═════ Records for this exercise ═════
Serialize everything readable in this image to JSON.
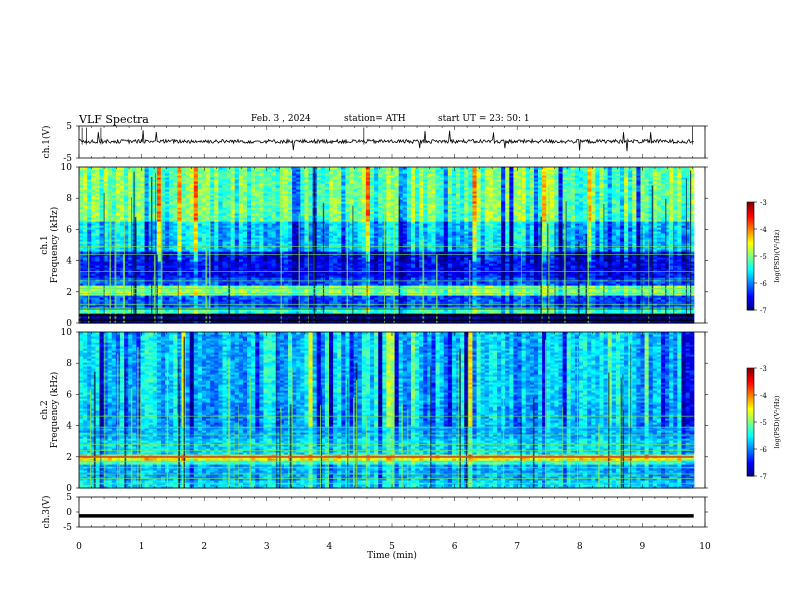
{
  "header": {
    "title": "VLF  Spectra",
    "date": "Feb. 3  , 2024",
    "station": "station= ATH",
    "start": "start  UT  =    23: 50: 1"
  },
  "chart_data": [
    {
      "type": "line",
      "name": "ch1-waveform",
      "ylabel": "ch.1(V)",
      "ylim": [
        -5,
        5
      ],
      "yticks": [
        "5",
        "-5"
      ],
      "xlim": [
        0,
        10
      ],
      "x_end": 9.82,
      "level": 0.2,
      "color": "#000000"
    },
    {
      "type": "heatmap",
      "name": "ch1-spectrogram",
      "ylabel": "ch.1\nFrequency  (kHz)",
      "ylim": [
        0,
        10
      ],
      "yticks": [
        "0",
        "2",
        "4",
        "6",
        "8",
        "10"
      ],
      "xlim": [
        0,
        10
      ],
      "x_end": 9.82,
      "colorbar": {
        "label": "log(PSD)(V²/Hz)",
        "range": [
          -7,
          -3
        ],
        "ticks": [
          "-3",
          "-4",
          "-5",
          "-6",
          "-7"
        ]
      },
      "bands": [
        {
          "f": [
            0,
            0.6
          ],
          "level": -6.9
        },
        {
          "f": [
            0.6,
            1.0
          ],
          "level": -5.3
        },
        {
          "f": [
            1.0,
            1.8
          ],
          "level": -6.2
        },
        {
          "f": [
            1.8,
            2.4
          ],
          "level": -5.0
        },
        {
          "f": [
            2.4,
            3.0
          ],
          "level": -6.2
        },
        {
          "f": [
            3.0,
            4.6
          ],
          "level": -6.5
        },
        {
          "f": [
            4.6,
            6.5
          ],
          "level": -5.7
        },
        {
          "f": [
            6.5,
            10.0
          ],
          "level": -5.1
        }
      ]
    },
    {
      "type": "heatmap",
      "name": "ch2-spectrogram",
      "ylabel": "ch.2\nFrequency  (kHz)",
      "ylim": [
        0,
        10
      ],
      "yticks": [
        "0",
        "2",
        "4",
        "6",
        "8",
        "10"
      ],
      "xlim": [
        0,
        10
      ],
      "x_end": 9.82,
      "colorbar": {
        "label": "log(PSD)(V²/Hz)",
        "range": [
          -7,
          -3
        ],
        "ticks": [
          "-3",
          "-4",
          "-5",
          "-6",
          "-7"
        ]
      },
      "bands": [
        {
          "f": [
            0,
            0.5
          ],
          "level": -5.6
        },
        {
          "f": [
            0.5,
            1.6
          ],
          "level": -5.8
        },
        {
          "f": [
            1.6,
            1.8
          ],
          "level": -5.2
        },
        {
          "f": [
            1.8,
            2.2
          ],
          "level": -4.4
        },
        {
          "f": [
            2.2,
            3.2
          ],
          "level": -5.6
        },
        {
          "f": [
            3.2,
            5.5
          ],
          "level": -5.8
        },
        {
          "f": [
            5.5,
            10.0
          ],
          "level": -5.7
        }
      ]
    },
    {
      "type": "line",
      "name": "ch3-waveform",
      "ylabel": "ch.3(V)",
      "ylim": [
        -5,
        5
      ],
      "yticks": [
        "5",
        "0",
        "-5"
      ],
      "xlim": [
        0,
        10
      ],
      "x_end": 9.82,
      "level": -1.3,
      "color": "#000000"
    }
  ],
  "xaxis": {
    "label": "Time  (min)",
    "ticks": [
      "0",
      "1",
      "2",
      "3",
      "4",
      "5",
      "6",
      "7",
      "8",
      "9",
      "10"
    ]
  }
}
═════
> **Task goal**: Give back each entry exactly as it appears, with no pictures.

> **Finished answer**:
Serialize everything readable in this image to JSON.
{
  "header": {
    "title": "VLF  Spectra",
    "date": "Feb. 3  , 2024",
    "station": "station= ATH",
    "start": "start  UT  =    23: 50: 1"
  },
  "chart_data": [
    {
      "type": "line",
      "name": "ch1-waveform",
      "ylabel": "ch.1(V)",
      "ylim": [
        -5,
        5
      ],
      "yticks": [
        "5",
        "-5"
      ],
      "xlim": [
        0,
        10
      ],
      "x_end": 9.82,
      "level": 0.2,
      "color": "#000000"
    },
    {
      "type": "heatmap",
      "name": "ch1-spectrogram",
      "ylabel": "ch.1\nFrequency  (kHz)",
      "ylim": [
        0,
        10
      ],
      "yticks": [
        "0",
        "2",
        "4",
        "6",
        "8",
        "10"
      ],
      "xlim": [
        0,
        10
      ],
      "x_end": 9.82,
      "colorbar": {
        "label": "log(PSD)(V²/Hz)",
        "range": [
          -7,
          -3
        ],
        "ticks": [
          "-3",
          "-4",
          "-5",
          "-6",
          "-7"
        ]
      },
      "bands": [
        {
          "f": [
            0,
            0.6
          ],
          "level": -6.9
        },
        {
          "f": [
            0.6,
            1.0
          ],
          "level": -5.3
        },
        {
          "f": [
            1.0,
            1.8
          ],
          "level": -6.2
        },
        {
          "f": [
            1.8,
            2.4
          ],
          "level": -5.0
        },
        {
          "f": [
            2.4,
            3.0
          ],
          "level": -6.2
        },
        {
          "f": [
            3.0,
            4.6
          ],
          "level": -6.5
        },
        {
          "f": [
            4.6,
            6.5
          ],
          "level": -5.7
        },
        {
          "f": [
            6.5,
            10.0
          ],
          "level": -5.1
        }
      ]
    },
    {
      "type": "heatmap",
      "name": "ch2-spectrogram",
      "ylabel": "ch.2\nFrequency  (kHz)",
      "ylim": [
        0,
        10
      ],
      "yticks": [
        "0",
        "2",
        "4",
        "6",
        "8",
        "10"
      ],
      "xlim": [
        0,
        10
      ],
      "x_end": 9.82,
      "colorbar": {
        "label": "log(PSD)(V²/Hz)",
        "range": [
          -7,
          -3
        ],
        "ticks": [
          "-3",
          "-4",
          "-5",
          "-6",
          "-7"
        ]
      },
      "bands": [
        {
          "f": [
            0,
            0.5
          ],
          "level": -5.6
        },
        {
          "f": [
            0.5,
            1.6
          ],
          "level": -5.8
        },
        {
          "f": [
            1.6,
            1.8
          ],
          "level": -5.2
        },
        {
          "f": [
            1.8,
            2.2
          ],
          "level": -4.4
        },
        {
          "f": [
            2.2,
            3.2
          ],
          "level": -5.6
        },
        {
          "f": [
            3.2,
            5.5
          ],
          "level": -5.8
        },
        {
          "f": [
            5.5,
            10.0
          ],
          "level": -5.7
        }
      ]
    },
    {
      "type": "line",
      "name": "ch3-waveform",
      "ylabel": "ch.3(V)",
      "ylim": [
        -5,
        5
      ],
      "yticks": [
        "5",
        "0",
        "-5"
      ],
      "xlim": [
        0,
        10
      ],
      "x_end": 9.82,
      "level": -1.3,
      "color": "#000000"
    }
  ],
  "xaxis": {
    "label": "Time  (min)",
    "ticks": [
      "0",
      "1",
      "2",
      "3",
      "4",
      "5",
      "6",
      "7",
      "8",
      "9",
      "10"
    ]
  }
}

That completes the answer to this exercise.